• **Set exercise**
Gather every line that includes the word "title", please.

[Excerpts from a figure dataset]

********

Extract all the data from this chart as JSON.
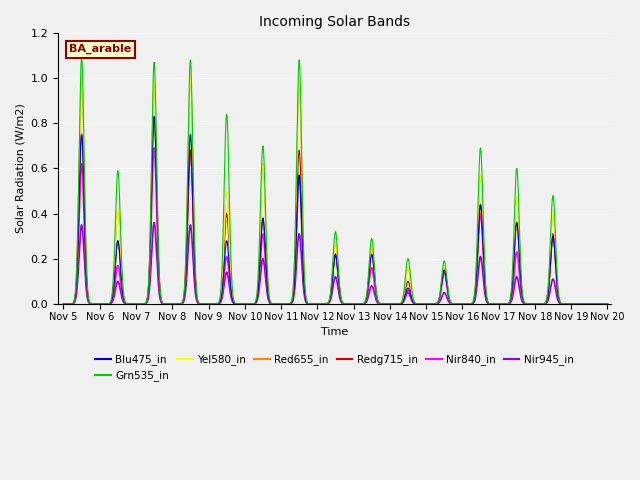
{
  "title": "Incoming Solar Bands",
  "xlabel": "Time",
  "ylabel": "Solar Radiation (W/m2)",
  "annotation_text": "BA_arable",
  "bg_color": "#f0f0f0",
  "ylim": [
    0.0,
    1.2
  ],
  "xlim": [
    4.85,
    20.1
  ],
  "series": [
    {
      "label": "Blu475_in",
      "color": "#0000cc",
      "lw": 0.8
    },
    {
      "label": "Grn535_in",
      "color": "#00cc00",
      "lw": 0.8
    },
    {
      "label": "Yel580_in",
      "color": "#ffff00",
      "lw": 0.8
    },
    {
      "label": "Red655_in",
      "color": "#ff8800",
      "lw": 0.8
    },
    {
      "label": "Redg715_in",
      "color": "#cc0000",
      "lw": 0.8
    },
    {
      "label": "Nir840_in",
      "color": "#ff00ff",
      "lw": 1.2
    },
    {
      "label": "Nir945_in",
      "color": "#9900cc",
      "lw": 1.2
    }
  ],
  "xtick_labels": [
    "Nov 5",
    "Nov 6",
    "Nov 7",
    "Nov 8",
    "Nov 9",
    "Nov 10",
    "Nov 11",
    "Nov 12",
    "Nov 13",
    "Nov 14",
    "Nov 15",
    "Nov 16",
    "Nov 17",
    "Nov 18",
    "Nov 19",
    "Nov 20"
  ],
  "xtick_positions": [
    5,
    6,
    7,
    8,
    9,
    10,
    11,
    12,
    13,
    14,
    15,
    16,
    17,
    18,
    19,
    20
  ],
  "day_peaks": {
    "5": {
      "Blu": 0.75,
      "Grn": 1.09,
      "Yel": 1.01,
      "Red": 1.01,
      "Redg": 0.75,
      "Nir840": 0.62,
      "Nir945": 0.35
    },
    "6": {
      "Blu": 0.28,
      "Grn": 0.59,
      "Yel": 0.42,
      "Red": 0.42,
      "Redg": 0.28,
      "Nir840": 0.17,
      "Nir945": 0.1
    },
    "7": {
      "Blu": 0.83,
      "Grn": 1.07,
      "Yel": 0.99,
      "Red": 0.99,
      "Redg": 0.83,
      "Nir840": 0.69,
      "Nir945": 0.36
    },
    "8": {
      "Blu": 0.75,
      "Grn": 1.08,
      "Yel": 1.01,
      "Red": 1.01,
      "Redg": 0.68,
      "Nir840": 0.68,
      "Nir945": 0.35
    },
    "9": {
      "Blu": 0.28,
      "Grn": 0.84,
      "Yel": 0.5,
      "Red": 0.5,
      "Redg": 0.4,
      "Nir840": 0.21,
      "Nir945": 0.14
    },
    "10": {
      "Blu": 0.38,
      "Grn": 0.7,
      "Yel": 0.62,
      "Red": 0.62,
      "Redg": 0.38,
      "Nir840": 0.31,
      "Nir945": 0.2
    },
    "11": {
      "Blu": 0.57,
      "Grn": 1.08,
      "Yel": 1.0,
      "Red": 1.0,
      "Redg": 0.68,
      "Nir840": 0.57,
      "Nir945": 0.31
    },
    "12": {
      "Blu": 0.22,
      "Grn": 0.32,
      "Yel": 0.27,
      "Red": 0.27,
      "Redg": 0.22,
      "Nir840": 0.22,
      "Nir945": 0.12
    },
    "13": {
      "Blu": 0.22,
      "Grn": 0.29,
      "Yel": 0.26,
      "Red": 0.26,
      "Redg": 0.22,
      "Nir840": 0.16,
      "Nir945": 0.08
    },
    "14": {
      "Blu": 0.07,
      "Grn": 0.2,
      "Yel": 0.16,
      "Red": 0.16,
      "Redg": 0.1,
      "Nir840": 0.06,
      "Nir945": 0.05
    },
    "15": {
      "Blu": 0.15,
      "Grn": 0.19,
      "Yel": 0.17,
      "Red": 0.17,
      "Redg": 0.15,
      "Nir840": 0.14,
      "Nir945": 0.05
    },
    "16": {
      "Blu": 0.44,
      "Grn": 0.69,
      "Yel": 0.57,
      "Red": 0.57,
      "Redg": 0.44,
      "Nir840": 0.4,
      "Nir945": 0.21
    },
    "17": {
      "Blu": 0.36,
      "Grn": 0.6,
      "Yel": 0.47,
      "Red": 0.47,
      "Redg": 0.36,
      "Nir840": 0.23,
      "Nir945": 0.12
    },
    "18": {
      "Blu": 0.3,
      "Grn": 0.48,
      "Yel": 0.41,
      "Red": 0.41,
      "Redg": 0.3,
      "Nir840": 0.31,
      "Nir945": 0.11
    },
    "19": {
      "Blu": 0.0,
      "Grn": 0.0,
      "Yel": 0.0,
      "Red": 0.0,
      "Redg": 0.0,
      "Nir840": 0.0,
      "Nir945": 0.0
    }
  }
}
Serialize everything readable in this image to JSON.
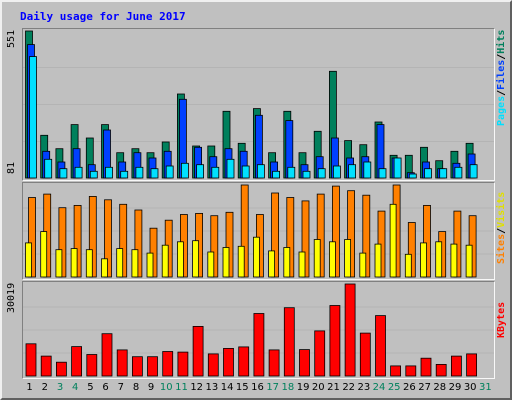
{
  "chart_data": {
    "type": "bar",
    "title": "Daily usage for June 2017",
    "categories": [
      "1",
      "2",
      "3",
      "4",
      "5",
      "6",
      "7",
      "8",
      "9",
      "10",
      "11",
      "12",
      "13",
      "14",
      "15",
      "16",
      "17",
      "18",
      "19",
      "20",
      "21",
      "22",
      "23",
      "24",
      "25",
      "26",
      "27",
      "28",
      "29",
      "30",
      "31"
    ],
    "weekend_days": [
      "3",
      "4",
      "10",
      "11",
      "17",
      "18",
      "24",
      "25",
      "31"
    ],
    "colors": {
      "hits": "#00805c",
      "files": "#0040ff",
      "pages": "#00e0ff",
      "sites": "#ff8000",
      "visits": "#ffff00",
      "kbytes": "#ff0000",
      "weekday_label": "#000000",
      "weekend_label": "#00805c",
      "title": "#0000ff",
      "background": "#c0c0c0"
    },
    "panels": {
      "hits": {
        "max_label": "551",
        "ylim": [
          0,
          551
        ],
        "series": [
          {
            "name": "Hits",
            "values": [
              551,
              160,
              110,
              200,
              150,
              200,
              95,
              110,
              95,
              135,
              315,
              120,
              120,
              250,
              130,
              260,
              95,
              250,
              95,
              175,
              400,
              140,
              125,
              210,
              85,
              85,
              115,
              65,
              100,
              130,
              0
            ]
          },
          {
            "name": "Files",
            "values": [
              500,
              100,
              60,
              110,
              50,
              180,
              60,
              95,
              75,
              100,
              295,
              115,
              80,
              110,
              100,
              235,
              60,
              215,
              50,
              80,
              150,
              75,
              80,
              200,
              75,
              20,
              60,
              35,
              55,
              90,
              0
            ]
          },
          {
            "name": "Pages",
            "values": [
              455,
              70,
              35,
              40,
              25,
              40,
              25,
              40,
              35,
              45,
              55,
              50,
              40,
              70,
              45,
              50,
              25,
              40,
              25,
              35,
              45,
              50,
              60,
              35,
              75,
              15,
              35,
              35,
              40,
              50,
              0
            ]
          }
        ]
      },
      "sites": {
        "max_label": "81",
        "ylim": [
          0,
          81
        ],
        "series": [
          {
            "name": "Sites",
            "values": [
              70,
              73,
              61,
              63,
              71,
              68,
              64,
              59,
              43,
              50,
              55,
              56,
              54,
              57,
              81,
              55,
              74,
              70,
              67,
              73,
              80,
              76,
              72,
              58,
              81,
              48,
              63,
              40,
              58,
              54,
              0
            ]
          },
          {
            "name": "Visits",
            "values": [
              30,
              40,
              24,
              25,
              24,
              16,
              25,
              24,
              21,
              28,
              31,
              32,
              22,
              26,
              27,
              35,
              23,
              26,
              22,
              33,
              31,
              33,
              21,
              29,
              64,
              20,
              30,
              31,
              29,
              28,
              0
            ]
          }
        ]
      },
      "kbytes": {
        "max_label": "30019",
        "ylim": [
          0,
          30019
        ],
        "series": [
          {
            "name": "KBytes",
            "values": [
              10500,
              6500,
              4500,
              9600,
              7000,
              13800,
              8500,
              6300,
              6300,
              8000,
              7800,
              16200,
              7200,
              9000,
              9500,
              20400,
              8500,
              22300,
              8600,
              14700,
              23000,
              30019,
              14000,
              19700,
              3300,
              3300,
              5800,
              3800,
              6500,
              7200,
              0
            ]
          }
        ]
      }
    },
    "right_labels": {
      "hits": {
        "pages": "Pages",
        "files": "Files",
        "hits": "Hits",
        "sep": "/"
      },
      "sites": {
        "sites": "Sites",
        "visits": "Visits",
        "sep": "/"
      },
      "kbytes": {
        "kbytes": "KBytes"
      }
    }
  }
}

********

• **Exercise response**
  "title": "Incoming Solar Bands",
    "title": "Daily usage for June 2017",
      "title": "#0000ff",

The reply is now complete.